- To do:
Retype, word for word, every line starting at the line with "Output the text content of this document." and ending with the final line of the entries; skip the pictures.

- Extracted records:
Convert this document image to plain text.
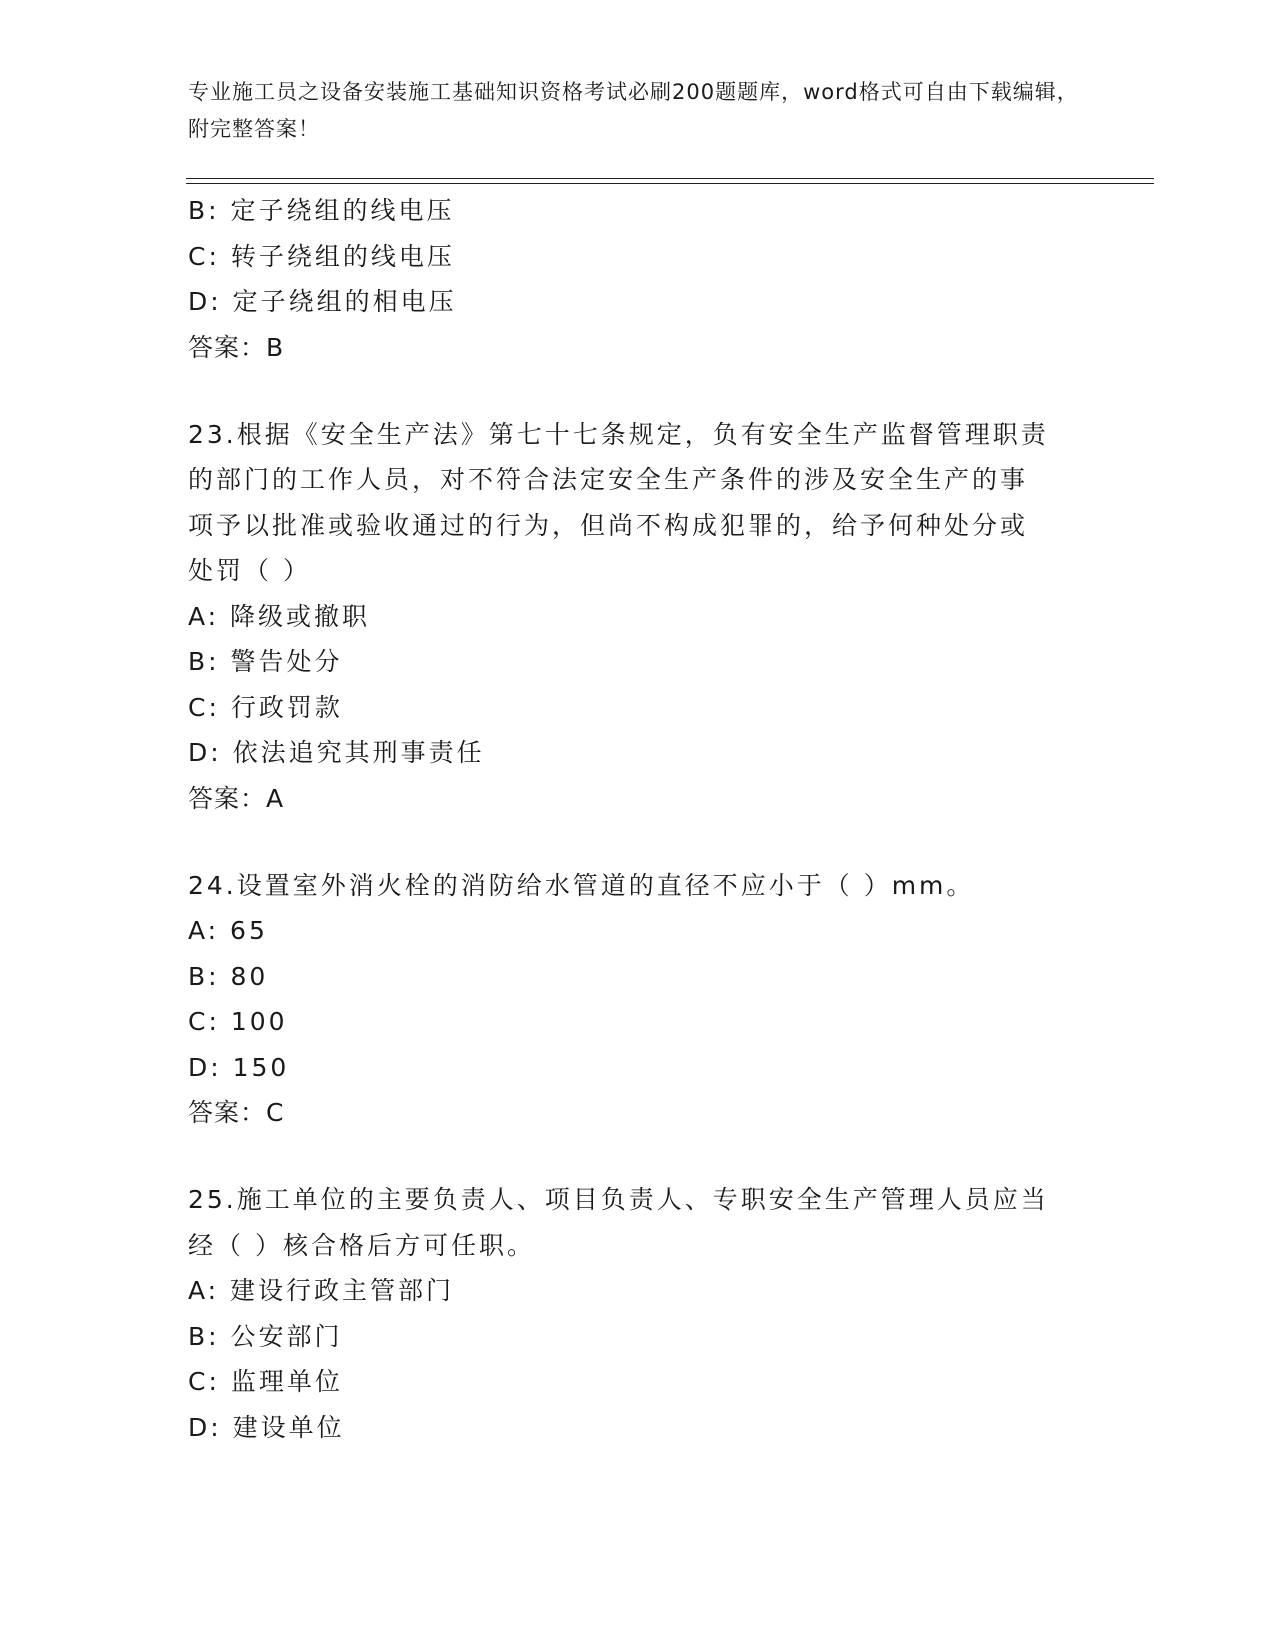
专业施工员之设备安装施工基础知识资格考试必刷200题题库，word格式可自由下载编辑，附完整答案！
B: 定子绕组的线电压
C: 转子绕组的线电压
D: 定子绕组的相电压
答案：B
23.根据《安全生产法》第七十七条规定，负有安全生产监督管理职责
的部门的工作人员，对不符合法定安全生产条件的涉及安全生产的事
项予以批准或验收通过的行为，但尚不构成犯罪的，给予何种处分或
处罚（ ）
A: 降级或撤职
B: 警告处分
C: 行政罚款
D: 依法追究其刑事责任
答案：A
24.设置室外消火栓的消防给水管道的直径不应小于（ ）mm。
A: 65
B: 80
C: 100
D: 150
答案：C
25.施工单位的主要负责人、项目负责人、专职安全生产管理人员应当
经（ ）核合格后方可任职。
A: 建设行政主管部门
B: 公安部门
C: 监理单位
D: 建设单位
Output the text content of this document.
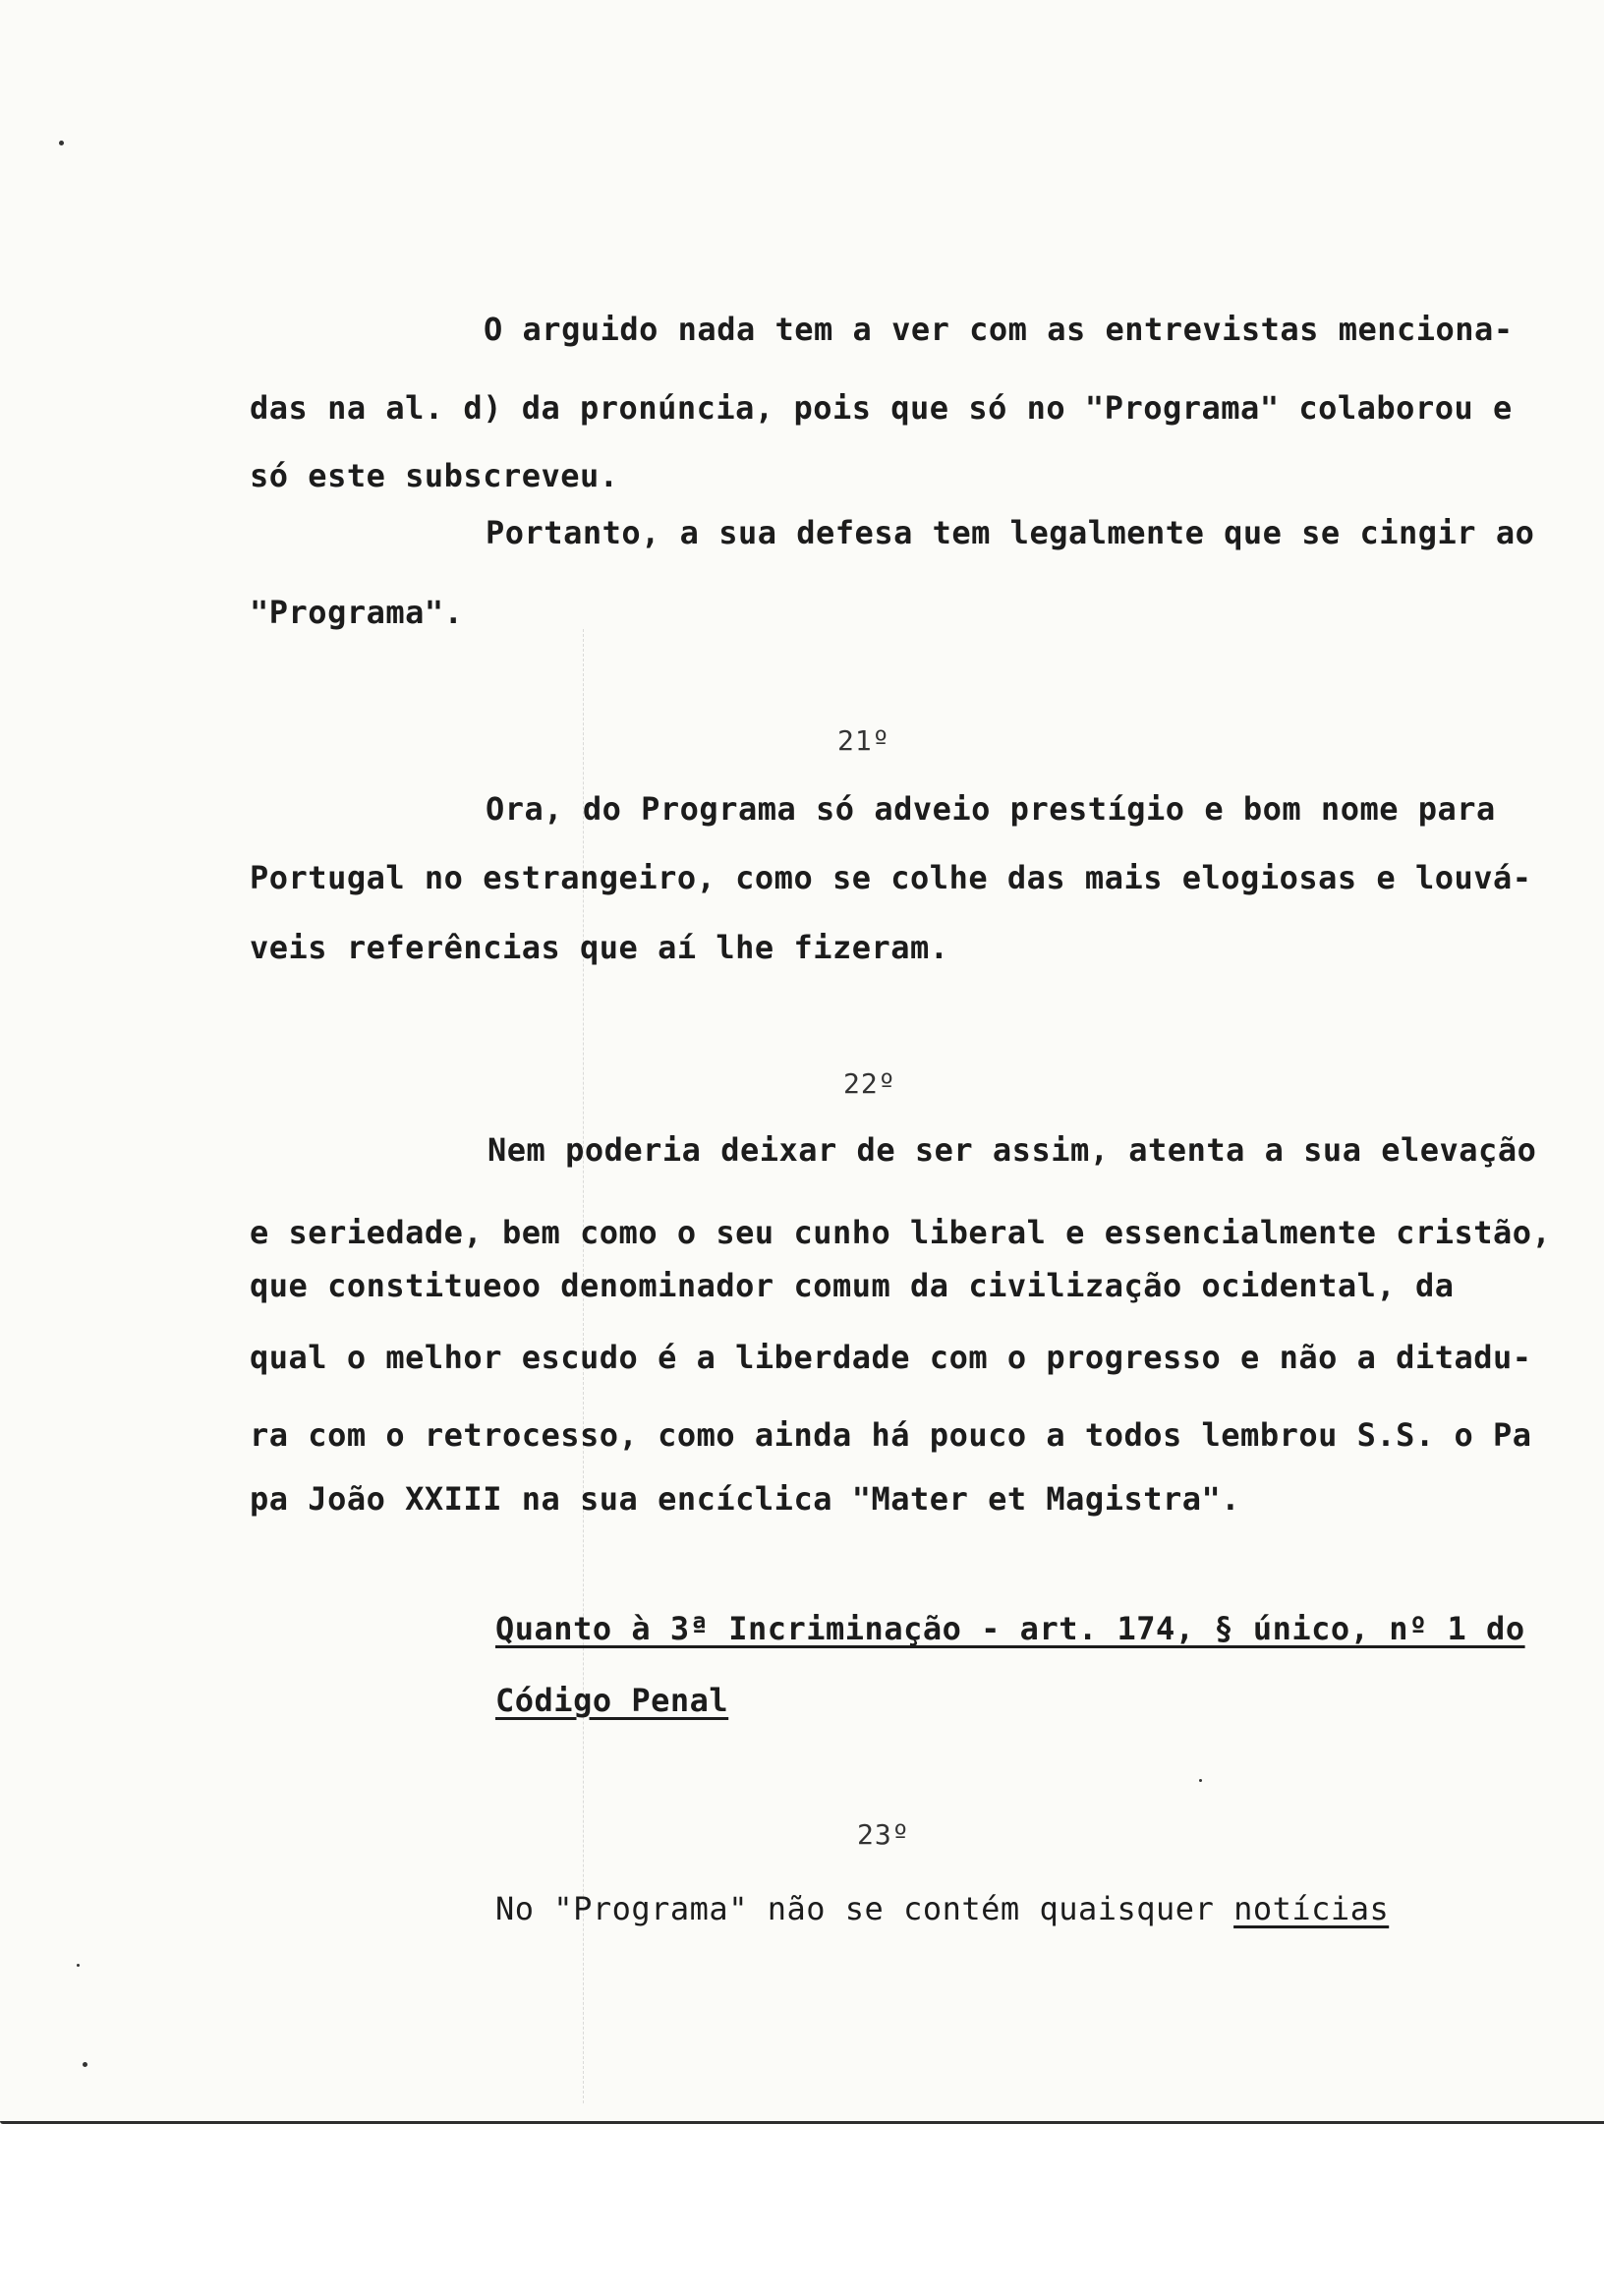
O arguido nada tem a ver com as entrevistas menciona-
das na al. d) da pronúncia, pois que só no "Programa" colaborou e
só este subscreveu.
Portanto, a sua defesa tem legalmente que se cingir ao
"Programa".
21º
Ora, do Programa só adveio prestígio e bom nome para
Portugal no estrangeiro, como se colhe das mais elogiosas e louvá-
veis referências que aí lhe fizeram.
22º
Nem poderia deixar de ser assim, atenta a sua elevação
e seriedade, bem como o seu cunho liberal e essencialmente cristão,
que constitueoo denominador comum da civilização ocidental, da
qual o melhor escudo é a liberdade com o progresso e não a ditadu-
ra com o retrocesso, como ainda há pouco a todos lembrou S.S. o Pa
pa João XXIII na sua encíclica "Mater et Magistra".
Quanto à 3ª Incriminação - art. 174, § único, nº 1 do
Código Penal
23º
No "Programa" não se contém quaisquer notícias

- Exercise output:
Output the text content of this document.
O arguido nada tem a ver com as entrevistas menciona-
das na al. d) da pronúncia, pois que só no "Programa" colaborou e
só este subscreveu.
Portanto, a sua defesa tem legalmente que se cingir ao
"Programa".
21º
Ora, do Programa só adveio prestígio e bom nome para
Portugal no estrangeiro, como se colhe das mais elogiosas e louvá-
veis referências que aí lhe fizeram.
22º
Nem poderia deixar de ser assim, atenta a sua elevação
e seriedade, bem como o seu cunho liberal e essencialmente cristão,
que constitueoo denominador comum da civilização ocidental, da
qual o melhor escudo é a liberdade com o progresso e não a ditadu-
ra com o retrocesso, como ainda há pouco a todos lembrou S.S. o Pa
pa João XXIII na sua encíclica "Mater et Magistra".
Quanto à 3ª Incriminação - art. 174, § único, nº 1 do
Código Penal
23º
No "Programa" não se contém quaisquer notícias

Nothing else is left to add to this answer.